### GOAL OF THE EXERCISE
In how many lines of the data does the word "Wühlmäuse" appear? Give the number by itself.
** START GIVEN ENTRIES **
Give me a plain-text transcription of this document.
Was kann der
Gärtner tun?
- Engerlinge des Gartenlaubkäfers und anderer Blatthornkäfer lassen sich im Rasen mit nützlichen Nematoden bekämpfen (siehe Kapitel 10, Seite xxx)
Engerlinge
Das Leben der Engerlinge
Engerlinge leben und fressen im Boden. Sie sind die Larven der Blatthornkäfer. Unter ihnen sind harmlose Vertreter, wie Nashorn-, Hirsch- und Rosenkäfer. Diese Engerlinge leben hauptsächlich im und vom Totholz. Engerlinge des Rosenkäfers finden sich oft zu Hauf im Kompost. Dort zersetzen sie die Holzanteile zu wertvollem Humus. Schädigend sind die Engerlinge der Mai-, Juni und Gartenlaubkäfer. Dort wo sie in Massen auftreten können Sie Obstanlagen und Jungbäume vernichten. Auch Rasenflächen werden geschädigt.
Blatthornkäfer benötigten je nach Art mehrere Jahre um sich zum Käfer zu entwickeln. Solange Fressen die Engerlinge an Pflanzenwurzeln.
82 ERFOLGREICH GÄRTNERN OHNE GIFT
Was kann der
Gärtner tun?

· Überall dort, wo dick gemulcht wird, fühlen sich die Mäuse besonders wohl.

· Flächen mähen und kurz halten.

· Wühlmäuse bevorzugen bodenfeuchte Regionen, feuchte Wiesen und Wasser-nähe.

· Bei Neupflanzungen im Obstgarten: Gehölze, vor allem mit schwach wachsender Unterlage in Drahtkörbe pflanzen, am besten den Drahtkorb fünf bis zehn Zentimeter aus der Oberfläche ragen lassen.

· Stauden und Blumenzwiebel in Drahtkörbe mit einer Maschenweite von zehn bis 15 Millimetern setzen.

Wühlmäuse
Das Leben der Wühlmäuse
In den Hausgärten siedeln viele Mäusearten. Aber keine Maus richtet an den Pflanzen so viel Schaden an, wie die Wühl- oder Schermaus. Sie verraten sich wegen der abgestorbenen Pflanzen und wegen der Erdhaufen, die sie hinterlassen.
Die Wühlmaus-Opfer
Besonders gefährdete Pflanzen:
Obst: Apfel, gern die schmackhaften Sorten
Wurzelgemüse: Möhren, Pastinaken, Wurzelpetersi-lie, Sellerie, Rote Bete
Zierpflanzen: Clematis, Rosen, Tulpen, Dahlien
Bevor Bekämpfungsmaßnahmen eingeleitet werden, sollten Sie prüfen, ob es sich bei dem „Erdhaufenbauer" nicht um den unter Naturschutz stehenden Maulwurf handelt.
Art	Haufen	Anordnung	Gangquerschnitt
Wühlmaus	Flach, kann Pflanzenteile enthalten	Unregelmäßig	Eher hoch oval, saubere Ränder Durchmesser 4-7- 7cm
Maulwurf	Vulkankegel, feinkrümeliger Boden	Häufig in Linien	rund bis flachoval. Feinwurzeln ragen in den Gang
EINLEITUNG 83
** END GIVEN ENTRIES **
### FULL RESPONSE
3